EXERCISE DETAILS: Using the material that follows, identify and copy each line with the string "name".

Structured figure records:
▼▼▼
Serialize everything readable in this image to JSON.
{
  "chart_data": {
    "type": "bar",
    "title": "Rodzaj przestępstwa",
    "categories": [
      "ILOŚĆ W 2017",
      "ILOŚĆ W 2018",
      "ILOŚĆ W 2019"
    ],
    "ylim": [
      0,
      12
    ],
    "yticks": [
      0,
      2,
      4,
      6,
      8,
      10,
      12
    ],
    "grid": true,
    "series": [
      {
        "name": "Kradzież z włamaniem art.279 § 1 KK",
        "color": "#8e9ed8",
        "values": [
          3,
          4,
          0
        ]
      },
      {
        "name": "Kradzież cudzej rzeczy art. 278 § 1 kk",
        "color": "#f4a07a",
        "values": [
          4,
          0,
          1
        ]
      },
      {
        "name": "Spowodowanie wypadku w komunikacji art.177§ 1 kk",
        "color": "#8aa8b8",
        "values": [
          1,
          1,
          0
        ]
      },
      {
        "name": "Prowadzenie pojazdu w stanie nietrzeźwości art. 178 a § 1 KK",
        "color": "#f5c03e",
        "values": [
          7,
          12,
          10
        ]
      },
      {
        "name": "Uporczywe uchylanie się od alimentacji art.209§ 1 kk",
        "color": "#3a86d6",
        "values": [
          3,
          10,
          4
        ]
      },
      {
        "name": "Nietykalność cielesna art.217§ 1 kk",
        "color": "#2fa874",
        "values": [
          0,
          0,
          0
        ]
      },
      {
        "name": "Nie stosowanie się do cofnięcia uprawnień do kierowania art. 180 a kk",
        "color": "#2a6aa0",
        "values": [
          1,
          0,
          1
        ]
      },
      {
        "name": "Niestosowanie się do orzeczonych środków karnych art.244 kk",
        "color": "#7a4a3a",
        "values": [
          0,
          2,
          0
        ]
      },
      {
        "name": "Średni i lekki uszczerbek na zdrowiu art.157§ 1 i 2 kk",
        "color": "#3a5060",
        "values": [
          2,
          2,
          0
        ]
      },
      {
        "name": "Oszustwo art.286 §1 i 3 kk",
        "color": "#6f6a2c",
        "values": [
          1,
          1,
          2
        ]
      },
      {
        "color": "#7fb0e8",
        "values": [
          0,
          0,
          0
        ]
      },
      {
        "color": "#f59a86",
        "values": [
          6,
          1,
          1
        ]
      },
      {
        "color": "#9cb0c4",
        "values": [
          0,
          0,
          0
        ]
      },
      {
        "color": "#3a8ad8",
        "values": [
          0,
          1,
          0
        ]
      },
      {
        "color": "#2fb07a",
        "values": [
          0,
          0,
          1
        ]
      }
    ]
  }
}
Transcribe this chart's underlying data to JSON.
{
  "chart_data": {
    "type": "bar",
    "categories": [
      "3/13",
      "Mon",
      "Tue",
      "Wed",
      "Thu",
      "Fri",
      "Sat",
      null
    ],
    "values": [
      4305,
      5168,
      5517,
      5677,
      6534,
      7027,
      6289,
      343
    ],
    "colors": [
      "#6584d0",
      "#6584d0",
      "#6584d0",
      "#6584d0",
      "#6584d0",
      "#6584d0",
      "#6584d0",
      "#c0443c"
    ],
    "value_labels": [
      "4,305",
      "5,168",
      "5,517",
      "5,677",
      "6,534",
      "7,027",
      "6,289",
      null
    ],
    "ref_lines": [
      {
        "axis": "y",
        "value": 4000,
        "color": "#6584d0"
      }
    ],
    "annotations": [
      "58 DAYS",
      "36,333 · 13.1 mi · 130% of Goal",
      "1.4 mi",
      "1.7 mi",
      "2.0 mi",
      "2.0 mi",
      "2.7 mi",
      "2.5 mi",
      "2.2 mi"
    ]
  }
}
▲▲▲
▼▼▼
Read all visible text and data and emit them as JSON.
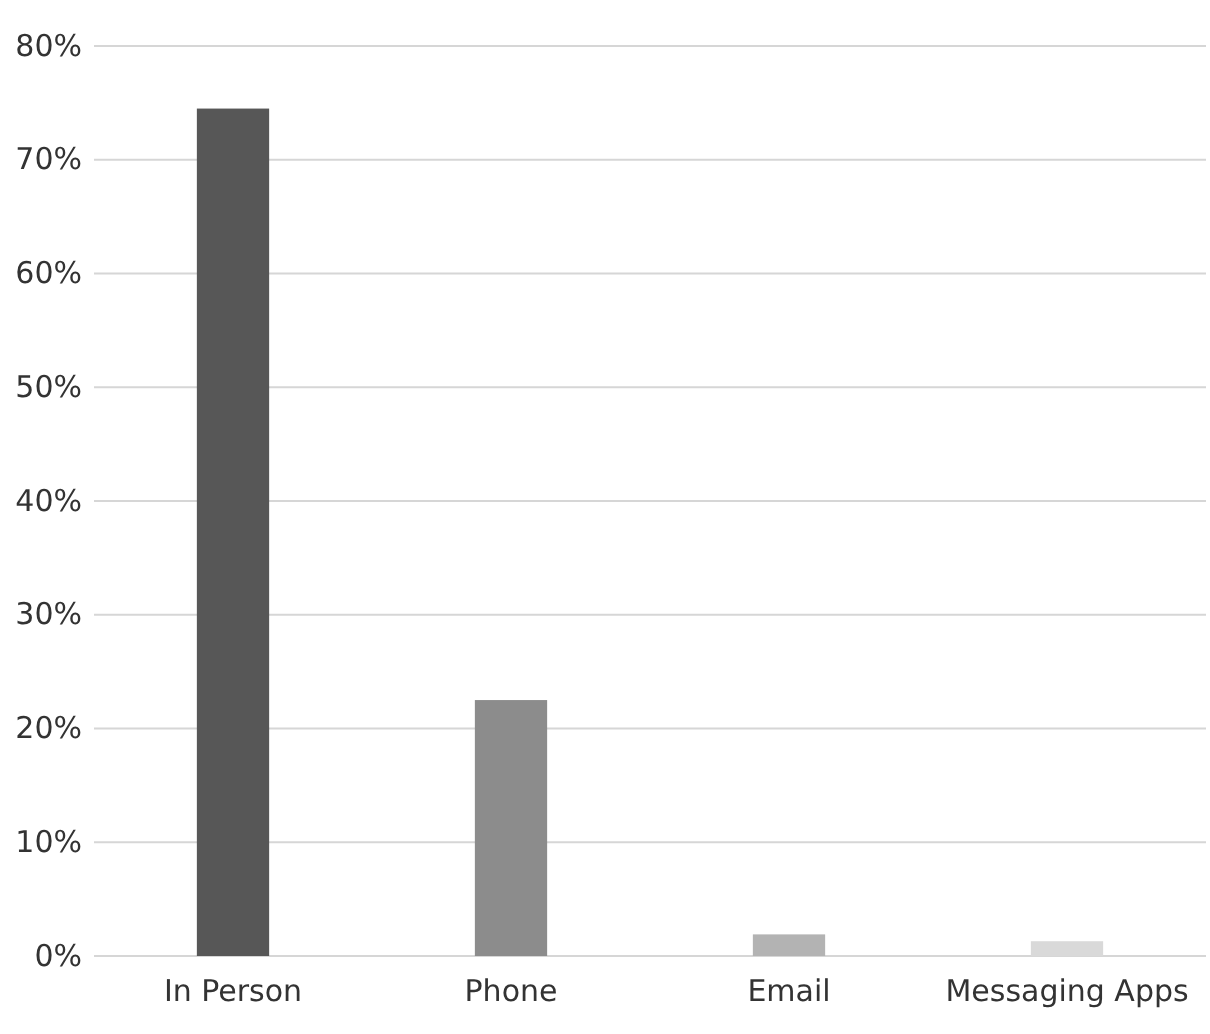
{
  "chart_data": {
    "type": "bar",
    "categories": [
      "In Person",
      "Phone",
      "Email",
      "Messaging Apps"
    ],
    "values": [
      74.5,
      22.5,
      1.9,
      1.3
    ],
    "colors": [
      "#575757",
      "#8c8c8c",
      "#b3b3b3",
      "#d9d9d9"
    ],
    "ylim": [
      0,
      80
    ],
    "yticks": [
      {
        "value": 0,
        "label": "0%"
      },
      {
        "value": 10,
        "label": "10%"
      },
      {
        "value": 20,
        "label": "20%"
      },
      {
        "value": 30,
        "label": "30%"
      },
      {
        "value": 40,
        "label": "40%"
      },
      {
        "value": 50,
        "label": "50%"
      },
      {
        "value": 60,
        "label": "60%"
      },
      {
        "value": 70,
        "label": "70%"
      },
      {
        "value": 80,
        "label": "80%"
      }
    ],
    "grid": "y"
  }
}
▲▲▲
ANSWER TO THE EXERCISE:
        "name": "Kradzież z włamaniem art.279 § 1 KK",
        "name": "Kradzież cudzej rzeczy art. 278 § 1 kk",
        "name": "Spowodowanie wypadku w komunikacji art.177§ 1 kk",
        "name": "Prowadzenie pojazdu w stanie nietrzeźwości art. 178 a § 1 KK",
        "name": "Uporczywe uchylanie się od alimentacji art.209§ 1 kk",
        "name": "Nietykalność cielesna art.217§ 1 kk",
        "name": "Nie stosowanie się do cofnięcia uprawnień do kierowania art. 180 a kk",
        "name": "Niestosowanie się do orzeczonych środków karnych art.244 kk",
        "name": "Średni i lekki uszczerbek na zdrowiu art.157§ 1 i 2 kk",
        "name": "Oszustwo art.286 §1 i 3 kk",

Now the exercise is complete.